**Task to complete:**
Extract from the listing each line in which the word "Birthday" appears.

::::

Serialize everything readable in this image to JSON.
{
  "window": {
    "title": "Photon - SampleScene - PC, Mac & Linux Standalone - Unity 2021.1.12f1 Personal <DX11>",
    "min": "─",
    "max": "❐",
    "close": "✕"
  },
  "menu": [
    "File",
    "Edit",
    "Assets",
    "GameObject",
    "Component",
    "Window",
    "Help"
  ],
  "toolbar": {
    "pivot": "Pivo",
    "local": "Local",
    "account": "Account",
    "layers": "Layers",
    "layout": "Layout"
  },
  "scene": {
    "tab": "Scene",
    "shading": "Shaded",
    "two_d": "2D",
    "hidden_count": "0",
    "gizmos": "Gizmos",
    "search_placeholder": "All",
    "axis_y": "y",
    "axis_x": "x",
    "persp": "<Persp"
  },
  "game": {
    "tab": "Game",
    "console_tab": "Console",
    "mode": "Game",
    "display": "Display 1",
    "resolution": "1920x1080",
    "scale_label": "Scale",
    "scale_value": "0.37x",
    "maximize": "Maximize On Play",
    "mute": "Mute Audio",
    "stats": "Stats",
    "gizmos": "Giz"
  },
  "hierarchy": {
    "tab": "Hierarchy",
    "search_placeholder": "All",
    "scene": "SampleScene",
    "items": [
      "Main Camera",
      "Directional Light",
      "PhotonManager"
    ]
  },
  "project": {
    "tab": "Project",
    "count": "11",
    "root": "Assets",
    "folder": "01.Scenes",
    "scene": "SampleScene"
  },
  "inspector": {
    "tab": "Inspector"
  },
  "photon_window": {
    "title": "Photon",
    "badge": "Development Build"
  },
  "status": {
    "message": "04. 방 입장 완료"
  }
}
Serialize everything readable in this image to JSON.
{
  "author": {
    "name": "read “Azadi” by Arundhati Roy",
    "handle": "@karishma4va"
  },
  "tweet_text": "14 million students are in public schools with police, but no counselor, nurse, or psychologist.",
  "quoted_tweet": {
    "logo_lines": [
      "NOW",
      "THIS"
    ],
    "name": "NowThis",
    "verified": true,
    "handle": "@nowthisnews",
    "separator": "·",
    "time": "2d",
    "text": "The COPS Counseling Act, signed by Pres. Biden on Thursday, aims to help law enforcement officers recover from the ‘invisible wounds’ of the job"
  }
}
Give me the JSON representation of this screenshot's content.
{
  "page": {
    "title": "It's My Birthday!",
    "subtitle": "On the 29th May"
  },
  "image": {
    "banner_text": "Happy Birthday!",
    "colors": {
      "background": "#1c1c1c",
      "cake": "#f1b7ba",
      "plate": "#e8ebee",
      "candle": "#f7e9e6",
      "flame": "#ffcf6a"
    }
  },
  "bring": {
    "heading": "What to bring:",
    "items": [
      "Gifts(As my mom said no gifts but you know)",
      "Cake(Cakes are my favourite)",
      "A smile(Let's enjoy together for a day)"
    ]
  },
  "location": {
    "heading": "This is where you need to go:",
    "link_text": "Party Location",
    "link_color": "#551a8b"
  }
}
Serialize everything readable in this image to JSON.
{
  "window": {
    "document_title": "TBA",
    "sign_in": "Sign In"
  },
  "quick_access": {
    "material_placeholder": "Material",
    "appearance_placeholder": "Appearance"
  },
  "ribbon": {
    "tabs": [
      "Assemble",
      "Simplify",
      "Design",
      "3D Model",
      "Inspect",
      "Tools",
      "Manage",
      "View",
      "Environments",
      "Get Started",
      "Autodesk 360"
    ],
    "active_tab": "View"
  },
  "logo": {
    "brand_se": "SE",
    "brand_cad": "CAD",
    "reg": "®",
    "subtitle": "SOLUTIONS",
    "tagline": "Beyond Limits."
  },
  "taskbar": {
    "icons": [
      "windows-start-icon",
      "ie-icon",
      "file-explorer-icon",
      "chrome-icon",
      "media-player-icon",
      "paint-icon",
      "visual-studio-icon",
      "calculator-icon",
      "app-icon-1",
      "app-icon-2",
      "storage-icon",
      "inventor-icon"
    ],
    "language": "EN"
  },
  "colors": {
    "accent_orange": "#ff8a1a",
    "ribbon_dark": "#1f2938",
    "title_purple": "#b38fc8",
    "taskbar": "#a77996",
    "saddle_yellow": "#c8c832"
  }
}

::::

**Complete response:**
    "title": "It's My Birthday!",
    "banner_text": "Happy Birthday!",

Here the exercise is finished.